The records that follow are to be repeated without alteration.

─── Data supplied ───

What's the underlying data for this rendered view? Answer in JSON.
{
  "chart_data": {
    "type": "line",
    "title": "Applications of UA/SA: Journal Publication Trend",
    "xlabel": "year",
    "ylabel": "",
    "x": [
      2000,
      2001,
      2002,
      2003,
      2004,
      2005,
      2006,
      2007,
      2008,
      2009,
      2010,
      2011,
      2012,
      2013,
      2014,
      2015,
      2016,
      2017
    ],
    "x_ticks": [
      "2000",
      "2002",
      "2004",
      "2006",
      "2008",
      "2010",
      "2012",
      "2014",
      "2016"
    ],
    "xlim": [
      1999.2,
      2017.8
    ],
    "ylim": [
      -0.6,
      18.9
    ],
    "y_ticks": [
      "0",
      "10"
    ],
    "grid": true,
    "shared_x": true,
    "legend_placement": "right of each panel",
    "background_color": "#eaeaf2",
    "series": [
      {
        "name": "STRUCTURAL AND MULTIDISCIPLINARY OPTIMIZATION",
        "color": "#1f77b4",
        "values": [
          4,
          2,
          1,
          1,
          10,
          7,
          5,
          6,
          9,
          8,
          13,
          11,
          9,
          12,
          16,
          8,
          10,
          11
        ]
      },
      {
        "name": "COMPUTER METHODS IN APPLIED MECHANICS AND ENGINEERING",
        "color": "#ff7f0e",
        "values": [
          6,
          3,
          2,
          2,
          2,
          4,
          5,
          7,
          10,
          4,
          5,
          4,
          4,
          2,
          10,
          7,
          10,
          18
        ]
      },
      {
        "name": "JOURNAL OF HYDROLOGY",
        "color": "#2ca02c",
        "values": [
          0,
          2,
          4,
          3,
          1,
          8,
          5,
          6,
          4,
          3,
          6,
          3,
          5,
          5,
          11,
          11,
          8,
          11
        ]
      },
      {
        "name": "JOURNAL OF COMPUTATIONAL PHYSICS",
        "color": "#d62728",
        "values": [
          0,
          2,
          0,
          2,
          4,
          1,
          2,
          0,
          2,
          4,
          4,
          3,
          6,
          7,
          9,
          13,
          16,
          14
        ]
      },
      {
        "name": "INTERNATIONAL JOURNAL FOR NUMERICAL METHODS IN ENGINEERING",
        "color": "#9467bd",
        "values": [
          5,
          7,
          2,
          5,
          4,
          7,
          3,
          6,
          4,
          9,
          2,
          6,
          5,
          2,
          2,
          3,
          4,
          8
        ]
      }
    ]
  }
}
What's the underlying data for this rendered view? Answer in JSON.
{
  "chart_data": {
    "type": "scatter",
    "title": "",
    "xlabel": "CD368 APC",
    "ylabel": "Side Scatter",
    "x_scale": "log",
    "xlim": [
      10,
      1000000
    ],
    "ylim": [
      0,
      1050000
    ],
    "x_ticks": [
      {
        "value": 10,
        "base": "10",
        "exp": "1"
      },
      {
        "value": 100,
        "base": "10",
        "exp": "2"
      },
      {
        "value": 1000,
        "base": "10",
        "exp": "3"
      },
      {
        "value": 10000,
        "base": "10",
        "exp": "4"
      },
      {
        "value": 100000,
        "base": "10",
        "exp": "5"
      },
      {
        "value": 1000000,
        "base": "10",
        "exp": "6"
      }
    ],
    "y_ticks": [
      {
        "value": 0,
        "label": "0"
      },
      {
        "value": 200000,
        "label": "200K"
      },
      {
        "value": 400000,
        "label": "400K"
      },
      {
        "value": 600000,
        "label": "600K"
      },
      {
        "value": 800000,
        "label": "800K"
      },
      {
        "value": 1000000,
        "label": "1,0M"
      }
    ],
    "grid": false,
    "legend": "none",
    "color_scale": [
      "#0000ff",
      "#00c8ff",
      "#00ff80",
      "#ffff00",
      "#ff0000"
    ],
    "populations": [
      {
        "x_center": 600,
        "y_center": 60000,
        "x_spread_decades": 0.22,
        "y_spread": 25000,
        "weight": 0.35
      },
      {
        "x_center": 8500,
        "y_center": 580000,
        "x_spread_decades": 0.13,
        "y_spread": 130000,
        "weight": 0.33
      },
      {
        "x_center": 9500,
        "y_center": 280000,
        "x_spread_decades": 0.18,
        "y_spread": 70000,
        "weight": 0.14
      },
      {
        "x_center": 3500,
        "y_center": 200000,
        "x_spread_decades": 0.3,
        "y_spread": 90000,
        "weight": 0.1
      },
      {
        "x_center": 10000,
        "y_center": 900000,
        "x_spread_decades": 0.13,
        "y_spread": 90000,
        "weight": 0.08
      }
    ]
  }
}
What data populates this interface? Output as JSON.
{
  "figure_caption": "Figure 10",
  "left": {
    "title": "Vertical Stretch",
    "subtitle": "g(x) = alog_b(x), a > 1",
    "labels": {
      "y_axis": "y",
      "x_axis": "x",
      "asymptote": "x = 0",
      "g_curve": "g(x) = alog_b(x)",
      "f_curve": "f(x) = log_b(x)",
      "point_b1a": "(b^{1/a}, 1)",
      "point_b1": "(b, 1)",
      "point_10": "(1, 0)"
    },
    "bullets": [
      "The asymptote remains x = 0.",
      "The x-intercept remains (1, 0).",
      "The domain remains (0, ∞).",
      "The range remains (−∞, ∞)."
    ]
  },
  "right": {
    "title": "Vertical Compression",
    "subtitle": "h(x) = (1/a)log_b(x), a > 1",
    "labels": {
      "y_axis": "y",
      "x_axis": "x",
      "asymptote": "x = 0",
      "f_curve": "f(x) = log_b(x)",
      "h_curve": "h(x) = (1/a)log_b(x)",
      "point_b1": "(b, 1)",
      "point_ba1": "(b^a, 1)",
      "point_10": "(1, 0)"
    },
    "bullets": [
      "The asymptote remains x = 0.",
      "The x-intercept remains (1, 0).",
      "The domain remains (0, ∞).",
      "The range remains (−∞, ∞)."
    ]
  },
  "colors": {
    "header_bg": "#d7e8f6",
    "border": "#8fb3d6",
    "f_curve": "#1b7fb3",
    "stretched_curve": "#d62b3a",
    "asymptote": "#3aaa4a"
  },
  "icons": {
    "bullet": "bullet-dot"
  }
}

───

## Exercise output
What's the underlying data for this rendered view? Answer in JSON.
{
  "chart_data": {
    "type": "line",
    "title": "Applications of UA/SA: Journal Publication Trend",
    "xlabel": "year",
    "ylabel": "",
    "x": [
      2000,
      2001,
      2002,
      2003,
      2004,
      2005,
      2006,
      2007,
      2008,
      2009,
      2010,
      2011,
      2012,
      2013,
      2014,
      2015,
      2016,
      2017
    ],
    "x_ticks": [
      "2000",
      "2002",
      "2004",
      "2006",
      "2008",
      "2010",
      "2012",
      "2014",
      "2016"
    ],
    "xlim": [
      1999.2,
      2017.8
    ],
    "ylim": [
      -0.6,
      18.9
    ],
    "y_ticks": [
      "0",
      "10"
    ],
    "grid": true,
    "shared_x": true,
    "legend_placement": "right of each panel",
    "background_color": "#eaeaf2",
    "series": [
      {
        "name": "STRUCTURAL AND MULTIDISCIPLINARY OPTIMIZATION",
        "color": "#1f77b4",
        "values": [
          4,
          2,
          1,
          1,
          10,
          7,
          5,
          6,
          9,
          8,
          13,
          11,
          9,
          12,
          16,
          8,
          10,
          11
        ]
      },
      {
        "name": "COMPUTER METHODS IN APPLIED MECHANICS AND ENGINEERING",
        "color": "#ff7f0e",
        "values": [
          6,
          3,
          2,
          2,
          2,
          4,
          5,
          7,
          10,
          4,
          5,
          4,
          4,
          2,
          10,
          7,
          10,
          18
        ]
      },
      {
        "name": "JOURNAL OF HYDROLOGY",
        "color": "#2ca02c",
        "values": [
          0,
          2,
          4,
          3,
          1,
          8,
          5,
          6,
          4,
          3,
          6,
          3,
          5,
          5,
          11,
          11,
          8,
          11
        ]
      },
      {
        "name": "JOURNAL OF COMPUTATIONAL PHYSICS",
        "color": "#d62728",
        "values": [
          0,
          2,
          0,
          2,
          4,
          1,
          2,
          0,
          2,
          4,
          4,
          3,
          6,
          7,
          9,
          13,
          16,
          14
        ]
      },
      {
        "name": "INTERNATIONAL JOURNAL FOR NUMERICAL METHODS IN ENGINEERING",
        "color": "#9467bd",
        "values": [
          5,
          7,
          2,
          5,
          4,
          7,
          3,
          6,
          4,
          9,
          2,
          6,
          5,
          2,
          2,
          3,
          4,
          8
        ]
      }
    ]
  }
}
What's the underlying data for this rendered view? Answer in JSON.
{
  "chart_data": {
    "type": "scatter",
    "title": "",
    "xlabel": "CD368 APC",
    "ylabel": "Side Scatter",
    "x_scale": "log",
    "xlim": [
      10,
      1000000
    ],
    "ylim": [
      0,
      1050000
    ],
    "x_ticks": [
      {
        "value": 10,
        "base": "10",
        "exp": "1"
      },
      {
        "value": 100,
        "base": "10",
        "exp": "2"
      },
      {
        "value": 1000,
        "base": "10",
        "exp": "3"
      },
      {
        "value": 10000,
        "base": "10",
        "exp": "4"
      },
      {
        "value": 100000,
        "base": "10",
        "exp": "5"
      },
      {
        "value": 1000000,
        "base": "10",
        "exp": "6"
      }
    ],
    "y_ticks": [
      {
        "value": 0,
        "label": "0"
      },
      {
        "value": 200000,
        "label": "200K"
      },
      {
        "value": 400000,
        "label": "400K"
      },
      {
        "value": 600000,
        "label": "600K"
      },
      {
        "value": 800000,
        "label": "800K"
      },
      {
        "value": 1000000,
        "label": "1,0M"
      }
    ],
    "grid": false,
    "legend": "none",
    "color_scale": [
      "#0000ff",
      "#00c8ff",
      "#00ff80",
      "#ffff00",
      "#ff0000"
    ],
    "populations": [
      {
        "x_center": 600,
        "y_center": 60000,
        "x_spread_decades": 0.22,
        "y_spread": 25000,
        "weight": 0.35
      },
      {
        "x_center": 8500,
        "y_center": 580000,
        "x_spread_decades": 0.13,
        "y_spread": 130000,
        "weight": 0.33
      },
      {
        "x_center": 9500,
        "y_center": 280000,
        "x_spread_decades": 0.18,
        "y_spread": 70000,
        "weight": 0.14
      },
      {
        "x_center": 3500,
        "y_center": 200000,
        "x_spread_decades": 0.3,
        "y_spread": 90000,
        "weight": 0.1
      },
      {
        "x_center": 10000,
        "y_center": 900000,
        "x_spread_decades": 0.13,
        "y_spread": 90000,
        "weight": 0.08
      }
    ]
  }
}
What data populates this interface? Output as JSON.
{
  "figure_caption": "Figure 10",
  "left": {
    "title": "Vertical Stretch",
    "subtitle": "g(x) = alog_b(x), a > 1",
    "labels": {
      "y_axis": "y",
      "x_axis": "x",
      "asymptote": "x = 0",
      "g_curve": "g(x) = alog_b(x)",
      "f_curve": "f(x) = log_b(x)",
      "point_b1a": "(b^{1/a}, 1)",
      "point_b1": "(b, 1)",
      "point_10": "(1, 0)"
    },
    "bullets": [
      "The asymptote remains x = 0.",
      "The x-intercept remains (1, 0).",
      "The domain remains (0, ∞).",
      "The range remains (−∞, ∞)."
    ]
  },
  "right": {
    "title": "Vertical Compression",
    "subtitle": "h(x) = (1/a)log_b(x), a > 1",
    "labels": {
      "y_axis": "y",
      "x_axis": "x",
      "asymptote": "x = 0",
      "f_curve": "f(x) = log_b(x)",
      "h_curve": "h(x) = (1/a)log_b(x)",
      "point_b1": "(b, 1)",
      "point_ba1": "(b^a, 1)",
      "point_10": "(1, 0)"
    },
    "bullets": [
      "The asymptote remains x = 0.",
      "The x-intercept remains (1, 0).",
      "The domain remains (0, ∞).",
      "The range remains (−∞, ∞)."
    ]
  },
  "colors": {
    "header_bg": "#d7e8f6",
    "border": "#8fb3d6",
    "f_curve": "#1b7fb3",
    "stretched_curve": "#d62b3a",
    "asymptote": "#3aaa4a"
  },
  "icons": {
    "bullet": "bullet-dot"
  }
}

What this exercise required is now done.